● Short task: Gather all lines in the entries below that include the word "SPEX".

Data extracted from a collection:
::::::::
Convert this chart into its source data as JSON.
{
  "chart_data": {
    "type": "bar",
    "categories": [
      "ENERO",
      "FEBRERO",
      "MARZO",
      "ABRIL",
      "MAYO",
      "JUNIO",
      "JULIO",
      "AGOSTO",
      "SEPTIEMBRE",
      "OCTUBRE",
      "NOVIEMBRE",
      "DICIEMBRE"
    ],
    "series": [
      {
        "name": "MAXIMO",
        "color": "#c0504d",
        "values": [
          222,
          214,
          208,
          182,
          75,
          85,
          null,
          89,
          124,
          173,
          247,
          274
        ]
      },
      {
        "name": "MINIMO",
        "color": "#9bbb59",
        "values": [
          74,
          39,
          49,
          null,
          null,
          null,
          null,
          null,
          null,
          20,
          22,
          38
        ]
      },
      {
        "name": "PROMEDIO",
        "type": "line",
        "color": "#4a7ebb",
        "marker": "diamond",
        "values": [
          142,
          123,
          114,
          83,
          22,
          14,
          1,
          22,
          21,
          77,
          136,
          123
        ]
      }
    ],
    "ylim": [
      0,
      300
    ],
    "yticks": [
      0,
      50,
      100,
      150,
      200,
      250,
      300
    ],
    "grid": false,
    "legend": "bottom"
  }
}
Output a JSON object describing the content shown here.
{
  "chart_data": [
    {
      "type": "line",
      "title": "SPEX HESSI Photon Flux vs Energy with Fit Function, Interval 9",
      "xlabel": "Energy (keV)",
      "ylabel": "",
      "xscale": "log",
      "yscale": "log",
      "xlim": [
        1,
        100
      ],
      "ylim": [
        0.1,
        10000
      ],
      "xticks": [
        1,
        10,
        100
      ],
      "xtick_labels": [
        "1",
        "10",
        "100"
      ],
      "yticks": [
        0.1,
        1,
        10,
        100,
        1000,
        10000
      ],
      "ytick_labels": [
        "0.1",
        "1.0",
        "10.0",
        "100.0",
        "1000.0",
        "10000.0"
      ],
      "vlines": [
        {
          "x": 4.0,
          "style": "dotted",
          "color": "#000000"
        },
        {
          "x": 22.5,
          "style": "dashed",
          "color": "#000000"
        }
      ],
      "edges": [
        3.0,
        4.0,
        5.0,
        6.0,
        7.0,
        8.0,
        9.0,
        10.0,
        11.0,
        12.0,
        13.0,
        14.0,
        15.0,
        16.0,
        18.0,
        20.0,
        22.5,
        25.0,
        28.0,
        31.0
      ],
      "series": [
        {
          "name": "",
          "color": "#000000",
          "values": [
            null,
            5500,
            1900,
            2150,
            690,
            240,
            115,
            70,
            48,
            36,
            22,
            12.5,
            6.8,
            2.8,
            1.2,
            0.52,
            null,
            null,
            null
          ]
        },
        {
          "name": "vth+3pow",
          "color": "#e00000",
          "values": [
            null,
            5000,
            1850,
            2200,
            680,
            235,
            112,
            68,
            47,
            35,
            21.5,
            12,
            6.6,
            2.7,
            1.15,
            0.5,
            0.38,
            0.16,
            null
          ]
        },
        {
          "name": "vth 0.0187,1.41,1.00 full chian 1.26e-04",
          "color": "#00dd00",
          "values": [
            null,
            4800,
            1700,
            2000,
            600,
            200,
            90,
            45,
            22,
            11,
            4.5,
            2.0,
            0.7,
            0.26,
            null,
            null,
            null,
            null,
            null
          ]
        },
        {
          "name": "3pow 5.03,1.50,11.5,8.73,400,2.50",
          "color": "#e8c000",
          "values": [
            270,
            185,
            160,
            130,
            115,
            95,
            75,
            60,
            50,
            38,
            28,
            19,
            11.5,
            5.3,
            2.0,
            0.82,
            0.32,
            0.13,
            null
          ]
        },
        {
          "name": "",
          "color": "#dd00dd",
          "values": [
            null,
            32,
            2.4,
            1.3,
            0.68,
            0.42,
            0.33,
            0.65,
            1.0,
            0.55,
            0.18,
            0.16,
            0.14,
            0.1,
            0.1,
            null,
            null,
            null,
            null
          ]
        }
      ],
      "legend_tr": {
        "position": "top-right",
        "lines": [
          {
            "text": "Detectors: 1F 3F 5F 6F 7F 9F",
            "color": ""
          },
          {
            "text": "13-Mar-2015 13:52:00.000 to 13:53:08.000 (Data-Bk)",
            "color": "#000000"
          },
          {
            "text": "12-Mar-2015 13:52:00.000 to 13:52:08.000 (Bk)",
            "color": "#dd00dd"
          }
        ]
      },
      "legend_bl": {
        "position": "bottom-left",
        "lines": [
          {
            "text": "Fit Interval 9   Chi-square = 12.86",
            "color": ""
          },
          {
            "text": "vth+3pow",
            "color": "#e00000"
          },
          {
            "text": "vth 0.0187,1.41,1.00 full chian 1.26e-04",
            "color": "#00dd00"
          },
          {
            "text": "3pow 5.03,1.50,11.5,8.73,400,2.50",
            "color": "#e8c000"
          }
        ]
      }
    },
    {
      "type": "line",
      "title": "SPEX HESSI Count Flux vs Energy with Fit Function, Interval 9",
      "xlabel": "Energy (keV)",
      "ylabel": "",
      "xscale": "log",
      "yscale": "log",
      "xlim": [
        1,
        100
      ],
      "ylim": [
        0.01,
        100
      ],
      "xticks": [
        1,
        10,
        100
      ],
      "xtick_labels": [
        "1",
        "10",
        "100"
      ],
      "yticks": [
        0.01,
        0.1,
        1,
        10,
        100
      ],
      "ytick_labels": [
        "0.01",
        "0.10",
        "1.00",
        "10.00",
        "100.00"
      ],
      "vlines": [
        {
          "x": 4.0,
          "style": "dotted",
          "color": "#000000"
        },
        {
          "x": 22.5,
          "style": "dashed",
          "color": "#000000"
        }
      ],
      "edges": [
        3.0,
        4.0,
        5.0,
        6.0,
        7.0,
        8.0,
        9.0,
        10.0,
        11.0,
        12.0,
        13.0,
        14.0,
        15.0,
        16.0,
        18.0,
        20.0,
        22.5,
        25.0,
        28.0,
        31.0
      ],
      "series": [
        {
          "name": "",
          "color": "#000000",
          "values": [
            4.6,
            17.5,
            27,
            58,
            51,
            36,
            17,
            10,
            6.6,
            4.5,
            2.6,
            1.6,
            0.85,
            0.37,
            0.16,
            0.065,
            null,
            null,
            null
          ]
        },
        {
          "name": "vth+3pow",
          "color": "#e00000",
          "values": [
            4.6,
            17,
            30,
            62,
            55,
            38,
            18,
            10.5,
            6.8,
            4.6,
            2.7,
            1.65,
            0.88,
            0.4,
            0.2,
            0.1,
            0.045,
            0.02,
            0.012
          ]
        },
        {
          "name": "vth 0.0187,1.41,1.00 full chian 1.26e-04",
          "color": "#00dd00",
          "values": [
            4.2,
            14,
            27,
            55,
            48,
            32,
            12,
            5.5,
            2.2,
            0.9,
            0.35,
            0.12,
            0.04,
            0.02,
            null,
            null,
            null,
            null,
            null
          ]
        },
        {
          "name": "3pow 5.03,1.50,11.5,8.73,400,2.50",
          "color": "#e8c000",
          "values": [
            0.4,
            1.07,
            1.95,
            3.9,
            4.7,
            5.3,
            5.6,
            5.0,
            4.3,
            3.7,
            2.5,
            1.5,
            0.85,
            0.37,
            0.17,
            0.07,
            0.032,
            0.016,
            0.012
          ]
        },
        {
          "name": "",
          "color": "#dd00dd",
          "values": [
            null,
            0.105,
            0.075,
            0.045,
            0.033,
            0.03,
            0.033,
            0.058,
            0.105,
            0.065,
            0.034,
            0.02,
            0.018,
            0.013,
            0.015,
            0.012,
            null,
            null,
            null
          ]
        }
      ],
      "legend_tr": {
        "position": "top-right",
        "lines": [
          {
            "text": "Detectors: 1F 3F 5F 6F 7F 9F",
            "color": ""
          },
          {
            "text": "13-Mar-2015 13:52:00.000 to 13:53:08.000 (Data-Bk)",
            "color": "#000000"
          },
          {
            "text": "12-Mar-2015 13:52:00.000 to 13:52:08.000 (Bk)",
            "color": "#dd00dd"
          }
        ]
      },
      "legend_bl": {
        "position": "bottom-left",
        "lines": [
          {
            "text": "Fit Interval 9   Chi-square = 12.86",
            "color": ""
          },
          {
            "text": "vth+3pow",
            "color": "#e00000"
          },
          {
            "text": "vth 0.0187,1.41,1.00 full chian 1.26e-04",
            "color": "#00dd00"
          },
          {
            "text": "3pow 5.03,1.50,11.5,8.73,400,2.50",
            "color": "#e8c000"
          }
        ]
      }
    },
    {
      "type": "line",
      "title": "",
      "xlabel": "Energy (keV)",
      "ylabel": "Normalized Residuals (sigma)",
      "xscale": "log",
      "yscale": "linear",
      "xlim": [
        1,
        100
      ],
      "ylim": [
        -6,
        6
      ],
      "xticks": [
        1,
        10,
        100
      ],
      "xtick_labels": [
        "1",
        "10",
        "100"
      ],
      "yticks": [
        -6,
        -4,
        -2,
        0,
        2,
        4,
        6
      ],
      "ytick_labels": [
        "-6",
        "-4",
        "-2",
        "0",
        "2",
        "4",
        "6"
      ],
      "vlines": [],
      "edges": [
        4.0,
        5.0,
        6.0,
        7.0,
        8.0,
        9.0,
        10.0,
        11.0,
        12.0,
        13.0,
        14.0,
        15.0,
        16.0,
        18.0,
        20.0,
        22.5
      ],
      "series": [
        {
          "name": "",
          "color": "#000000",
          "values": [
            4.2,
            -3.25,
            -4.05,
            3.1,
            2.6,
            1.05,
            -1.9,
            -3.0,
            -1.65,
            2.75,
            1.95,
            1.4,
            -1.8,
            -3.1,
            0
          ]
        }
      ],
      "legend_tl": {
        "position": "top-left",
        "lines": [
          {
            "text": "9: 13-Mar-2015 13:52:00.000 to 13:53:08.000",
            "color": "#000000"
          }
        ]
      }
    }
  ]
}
::::::::
● Correct response:
      "title": "SPEX HESSI Photon Flux vs Energy with Fit Function, Interval 9",
      "title": "SPEX HESSI Count Flux vs Energy with Fit Function, Interval 9",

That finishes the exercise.